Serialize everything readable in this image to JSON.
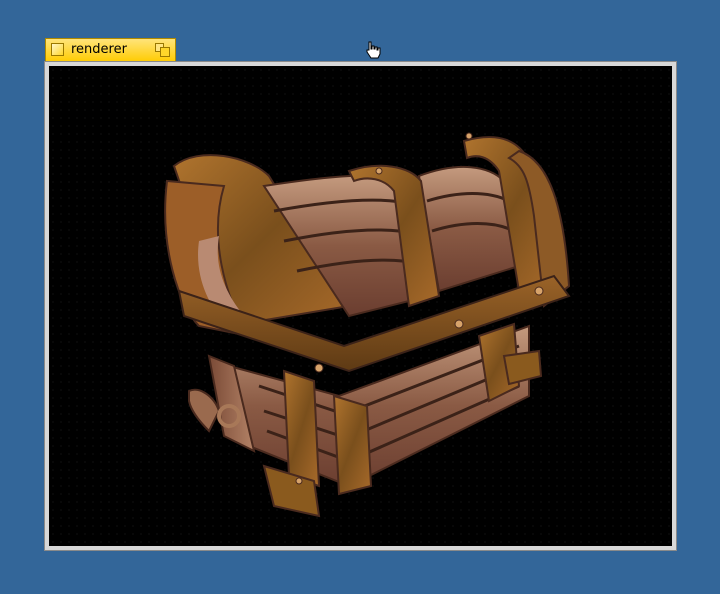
{
  "window": {
    "title": "renderer"
  },
  "icons": {
    "close": "close-box-icon",
    "zoom": "zoom-box-icon",
    "cursor": "hand-pointer-icon"
  },
  "colors": {
    "desktop": "#336699",
    "tab": "#ffcb00",
    "frame": "#d8d8d8",
    "viewport": "#000000",
    "wood": "#9b6a4c",
    "metal_band": "#8a5a1e"
  },
  "scene": {
    "object": "treasure-chest"
  }
}
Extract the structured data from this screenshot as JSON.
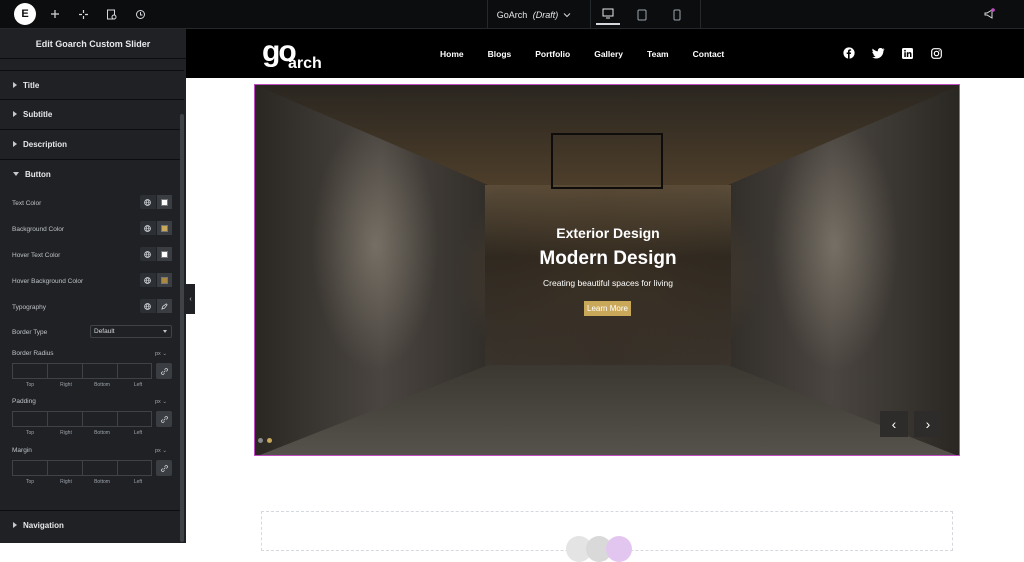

Problem to work on.
Print each of the records above exactly as written, leaving no picture in the copy.

Solution to the exercise.
Serialize everything readable in this image to JSON.
{
  "window": {
    "title": "renderer"
  },
  "icons": {
    "close": "close-box-icon",
    "zoom": "zoom-box-icon",
    "cursor": "hand-pointer-icon"
  },
  "colors": {
    "desktop": "#336699",
    "tab": "#ffcb00",
    "frame": "#d8d8d8",
    "viewport": "#000000",
    "wood": "#9b6a4c",
    "metal_band": "#8a5a1e"
  },
  "scene": {
    "object": "treasure-chest"
  }
}
Extract the structured data from this screenshot as JSON.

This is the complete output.